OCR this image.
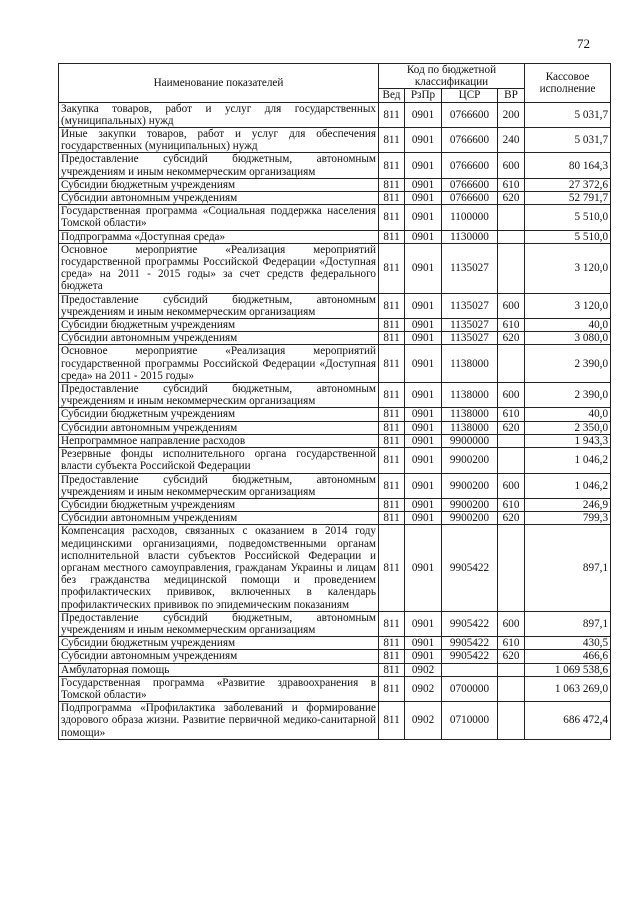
72
Наименование показателей	Код по бюджетной классификации				Кассовое исполнение
	Вед	РзПр	ЦСР	ВР	
Закупка товаров, работ и услуг для государственных (муниципальных) нужд	811	0901	0766600	200	5 031,7
Иные закупки товаров, работ и услуг для обеспечения государственных (муниципальных) нужд	811	0901	0766600	240	5 031,7
Предоставление субсидий бюджетным, автономным учреждениям и иным некоммерческим организациям	811	0901	0766600	600	80 164,3
Субсидии бюджетным учреждениям	811	0901	0766600	610	27 372,6
Субсидии автономным учреждениям	811	0901	0766600	620	52 791,7
Государственная программа «Социальная поддержка населения Томской области»	811	0901	1100000		5 510,0
Подпрограмма «Доступная среда»	811	0901	1130000		5 510,0
Основное мероприятие «Реализация мероприятий государственной программы Российской Федерации «Доступная среда» на 2011 - 2015 годы» за счет средств федерального бюджета	811	0901	1135027		3 120,0
Предоставление субсидий бюджетным, автономным учреждениям и иным некоммерческим организациям	811	0901	1135027	600	3 120,0
Субсидии бюджетным учреждениям	811	0901	1135027	610	40,0
Субсидии автономным учреждениям	811	0901	1135027	620	3 080,0
Основное мероприятие «Реализация мероприятий государственной программы Российской Федерации «Доступная среда» на 2011 - 2015 годы»	811	0901	1138000		2 390,0
Предоставление субсидий бюджетным, автономным учреждениям и иным некоммерческим организациям	811	0901	1138000	600	2 390,0
Субсидии бюджетным учреждениям	811	0901	1138000	610	40,0
Субсидии автономным учреждениям	811	0901	1138000	620	2 350,0
Непрограммное направление расходов	811	0901	9900000		1 943,3
Резервные фонды исполнительного органа государственной власти субъекта Российской Федерации	811	0901	9900200		1 046,2
Предоставление субсидий бюджетным, автономным учреждениям и иным некоммерческим организациям	811	0901	9900200	600	1 046,2
Субсидии бюджетным учреждениям	811	0901	9900200	610	246,9
Субсидии автономным учреждениям	811	0901	9900200	620	799,3
Компенсация расходов, связанных с оказанием в 2014 году медицинскими организациями, подведомственными органам исполнительной власти субъектов Российской Федерации и органам местного самоуправления, гражданам Украины и лицам без гражданства медицинской помощи и проведением профилактических прививок, включенных в календарь профилактических прививок по эпидемическим показаниям	811	0901	9905422		897,1
Предоставление субсидий бюджетным, автономным учреждениям и иным некоммерческим организациям	811	0901	9905422	600	897,1
Субсидии бюджетным учреждениям	811	0901	9905422	610	430,5
Субсидии автономным учреждениям	811	0901	9905422	620	466,6
Амбулаторная помощь	811	0902			1 069 538,6
Государственная программа «Развитие здравоохранения в Томской области»	811	0902	0700000		1 063 269,0
Подпрограмма «Профилактика заболеваний и формирование здорового образа жизни. Развитие первичной медико-санитарной помощи»	811	0902	0710000		686 472,4
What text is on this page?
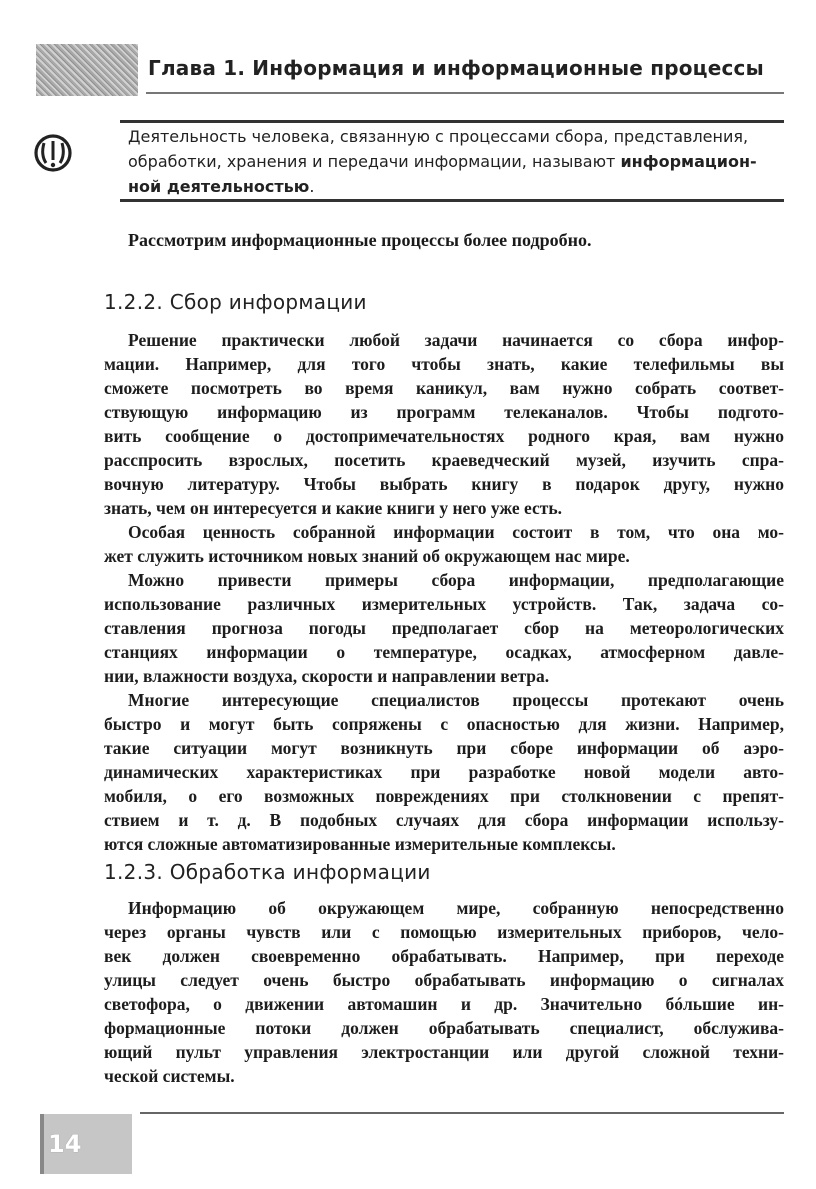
Глава 1. Информация и информационные процессы
Деятельность человека, связанную с процессами сбора, представления,
обработки, хранения и передачи информации, называют информацион-
ной деятельностью.
Рассмотрим информационные процессы более подробно.
1.2.2. Сбор информации
Решение практически любой задачи начинается со сбора инфор-
мации. Например, для того чтобы знать, какие телефильмы вы
сможете посмотреть во время каникул, вам нужно собрать соответ-
ствующую информацию из программ телеканалов. Чтобы подгото-
вить сообщение о достопримечательностях родного края, вам нужно
расспросить взрослых, посетить краеведческий музей, изучить спра-
вочную литературу. Чтобы выбрать книгу в подарок другу, нужно
знать, чем он интересуется и какие книги у него уже есть.
Особая ценность собранной информации состоит в том, что она мо-
жет служить источником новых знаний об окружающем нас мире.
Можно привести примеры сбора информации, предполагающие
использование различных измерительных устройств. Так, задача со-
ставления прогноза погоды предполагает сбор на метеорологических
станциях информации о температуре, осадках, атмосферном давле-
нии, влажности воздуха, скорости и направлении ветра.
Многие интересующие специалистов процессы протекают очень
быстро и могут быть сопряжены с опасностью для жизни. Например,
такие ситуации могут возникнуть при сборе информации об аэро-
динамических характеристиках при разработке новой модели авто-
мобиля, о его возможных повреждениях при столкновении с препят-
ствием и т. д. В подобных случаях для сбора информации использу-
ются сложные автоматизированные измерительные комплексы.
1.2.3. Обработка информации
Информацию об окружающем мире, собранную непосредственно
через органы чувств или с помощью измерительных приборов, чело-
век должен своевременно обрабатывать. Например, при переходе
улицы следует очень быстро обрабатывать информацию о сигналах
светофора, о движении автомашин и др. Значительно бóльшие ин-
формационные потоки должен обрабатывать специалист, обслужива-
ющий пульт управления электростанции или другой сложной техни-
ческой системы.
14
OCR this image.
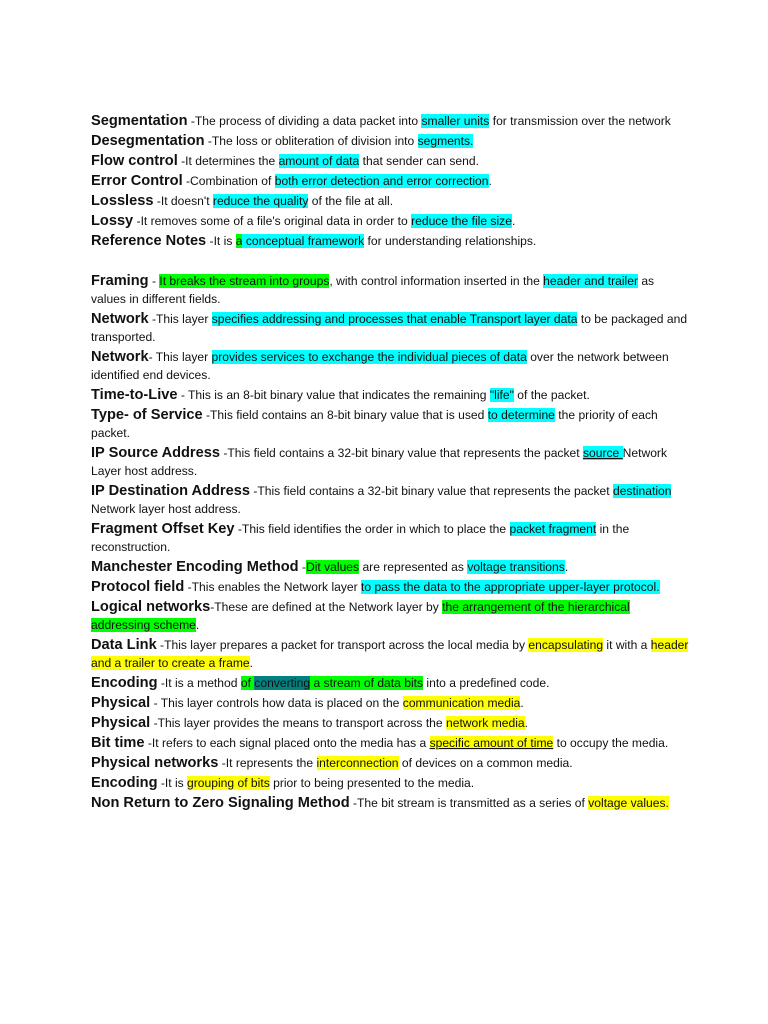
Segmentation -The process of dividing a data packet into smaller units for transmission over the network
Desegmentation -The loss or obliteration of division into segments.
Flow control -It determines the amount of data that sender can send.
Error Control -Combination of both error detection and error correction.
Lossless -It doesn't reduce the quality of the file at all.
Lossy -It removes some of a file's original data in order to reduce the file size.
Reference Notes -It is a conceptual framework for understanding relationships.
Framing - It breaks the stream into groups, with control information inserted in the header and trailer as values in different fields.
Network -This layer specifies addressing and processes that enable Transport layer data to be packaged and transported.
Network- This layer provides services to exchange the individual pieces of data over the network between identified end devices.
Time-to-Live - This is an 8-bit binary value that indicates the remaining "life" of the packet.
Type- of Service -This field contains an 8-bit binary value that is used to determine the priority of each packet.
IP Source Address -This field contains a 32-bit binary value that represents the packet source Network Layer host address.
IP Destination Address -This field contains a 32-bit binary value that represents the packet destination Network layer host address.
Fragment Offset Key -This field identifies the order in which to place the packet fragment in the reconstruction.
Manchester Encoding Method -Dit values are represented as voltage transitions.
Protocol field -This enables the Network layer to pass the data to the appropriate upper-layer protocol.
Logical networks-These are defined at the Network layer by the arrangement of the hierarchical addressing scheme.
Data Link -This layer prepares a packet for transport across the local media by encapsulating it with a header and a trailer to create a frame.
Encoding -It is a method of converting a stream of data bits into a predefined code.
Physical - This layer controls how data is placed on the communication media.
Physical -This layer provides the means to transport across the network media.
Bit time -It refers to each signal placed onto the media has a specific amount of time to occupy the media.
Physical networks -It represents the interconnection of devices on a common media.
Encoding -It is grouping of bits prior to being presented to the media.
Non Return to Zero Signaling Method -The bit stream is transmitted as a series of voltage values.
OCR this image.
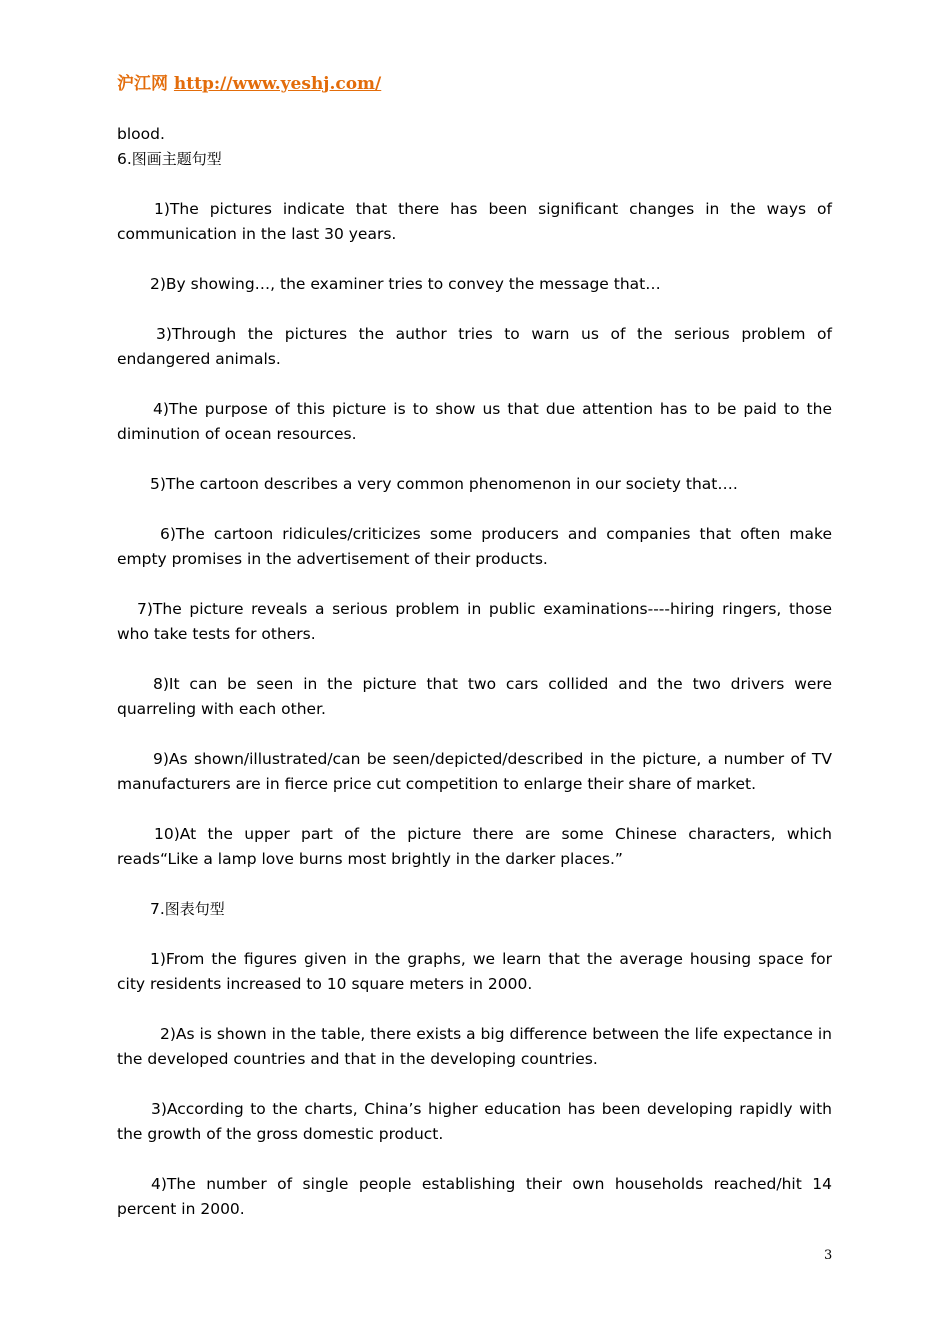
沪江网 http://www.yeshj.com/

blood.

6.图画主题句型

1)The pictures indicate that there has been significant changes in the ways of communication in the last 30 years.

2)By showing…, the examiner tries to convey the message that…

3)Through the pictures the author tries to warn us of the serious problem of endangered animals.

4)The purpose of this picture is to show us that due attention has to be paid to the diminution of ocean resources.

5)The cartoon describes a very common phenomenon in our society that….

6)The cartoon ridicules/criticizes some producers and companies that often make empty promises in the advertisement of their products.

7)The picture reveals a serious problem in public examinations----hiring ringers, those who take tests for others.

8)It can be seen in the picture that two cars collided and the two drivers were quarreling with each other.

9)As shown/illustrated/can be seen/depicted/described in the picture, a number of TV manufacturers are in fierce price cut competition to enlarge their share of market.

10)At the upper part of the picture there are some Chinese characters, which reads“Like a lamp love burns most brightly in the darker places.”

7.图表句型

1)From the figures given in the graphs, we learn that the average housing space for city residents increased to 10 square meters in 2000.

2)As is shown in the table, there exists a big difference between the life expectance in the developed countries and that in the developing countries.

3)According to the charts, China’s higher education has been developing rapidly with the growth of the gross domestic product.

4)The number of single people establishing their own households reached/hit 14 percent in 2000.

3
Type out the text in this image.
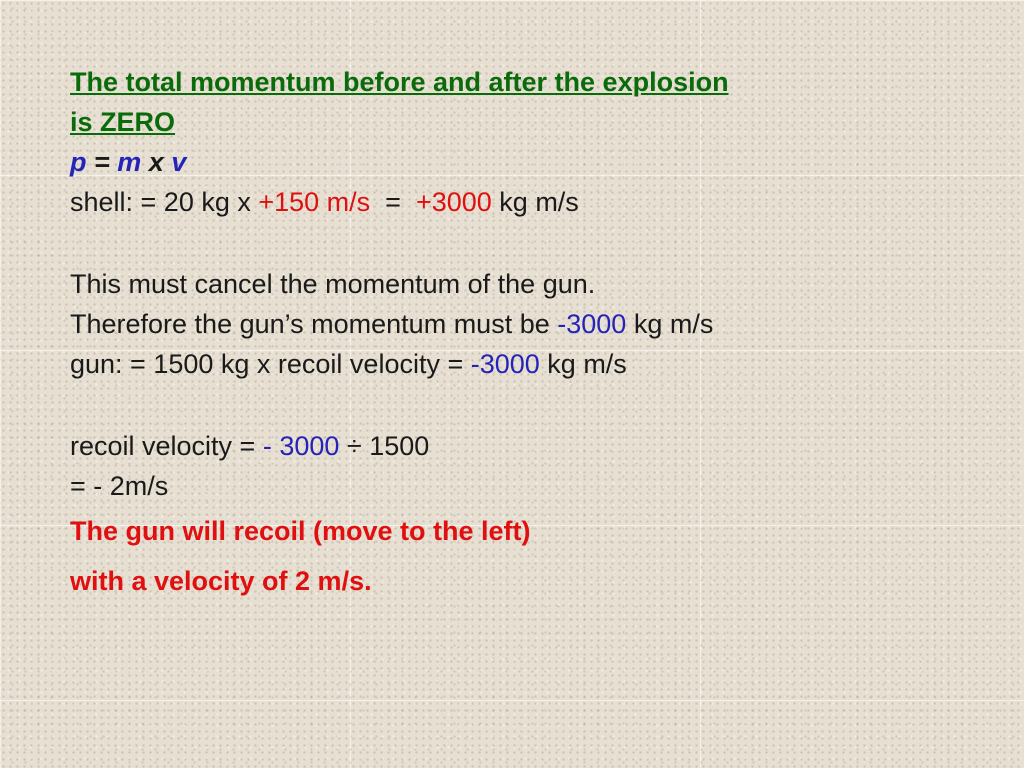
The total momentum before and after the explosion
is ZERO
p = m x v
shell: = 20 kg x +150 m/s  =  +3000 kg m/s
This must cancel the momentum of the gun.
Therefore the gun’s momentum must be -3000 kg m/s
gun: = 1500 kg x recoil velocity = -3000 kg m/s
recoil velocity = - 3000 ÷ 1500
= - 2m/s
The gun will recoil (move to the left)
with a velocity of 2 m/s.
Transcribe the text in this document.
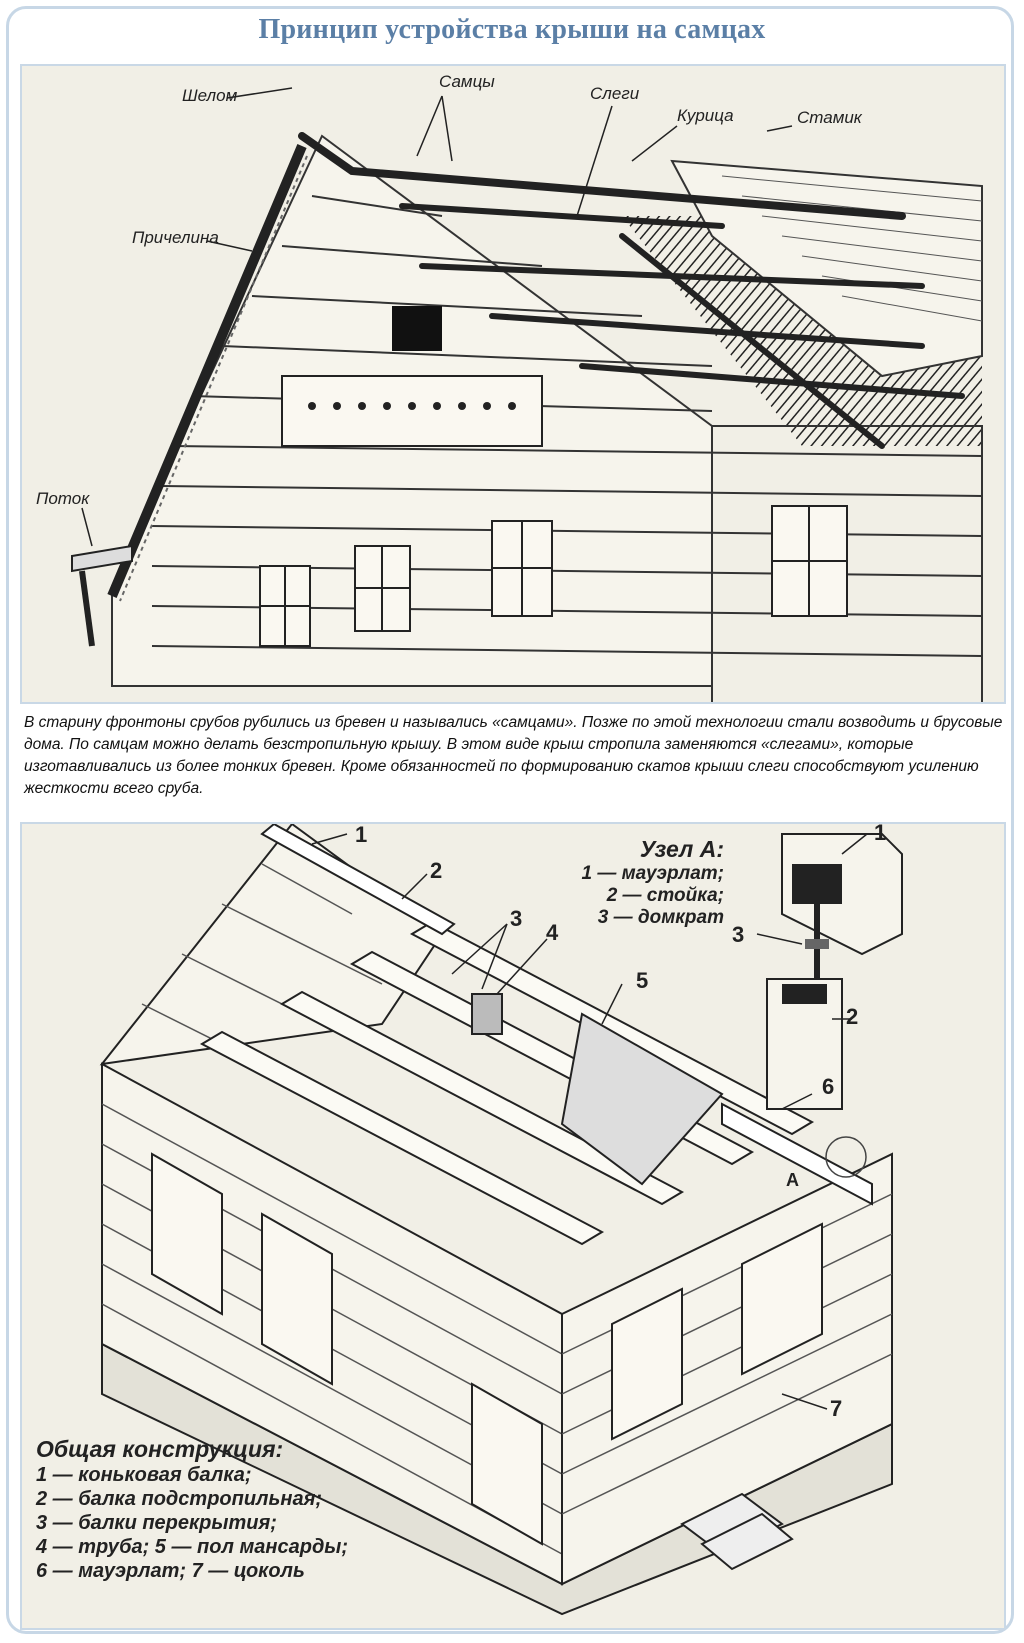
Принцип устройства крыши на самцах
Шелом
Самцы
Слеги
Курица	Стамик
Причелина
Поток
В старину фронтоны срубов рубились из бревен и назывались «самцами». Позже по этой технологии стали возводить и брусовые дома. По самцам можно делать безстропильную крышу. В этом виде крыш стропила заменяются «слегами», которые изготавливались из более тонких бревен. Кроме обязанностей по формированию скатов крыши слеги способствуют усилению жесткости всего сруба.
1
2
3
4
5
6
7
А
1
2
3
Узел А:
1 — мауэрлат;
2 — стойка;
3 — домкрат
Общая конструкция:
1 — коньковая балка;
2 — балка подстропильная;
3 — балки перекрытия;
4 — труба; 5 — пол мансарды;
6 — мауэрлат; 7 — цоколь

-----

▶ _Work to be completed_
Where a line holds the string "власти", copy that line.

▶ _Response to this task_
Резервные фонды исполнительного органа государственной власти субъекта Российской Федерации	811	0901	9900200		1 046,2
Компенсация расходов, связанных с оказанием в 2014 году медицинскими организациями, подведомственными органам исполнительной власти субъектов Российской Федерации и органам местного самоуправления, гражданам Украины и лицам без гражданства медицинской помощи и проведением профилактических прививок, включенных в календарь профилактических прививок по эпидемическим показаниям	811	0901	9905422		897,1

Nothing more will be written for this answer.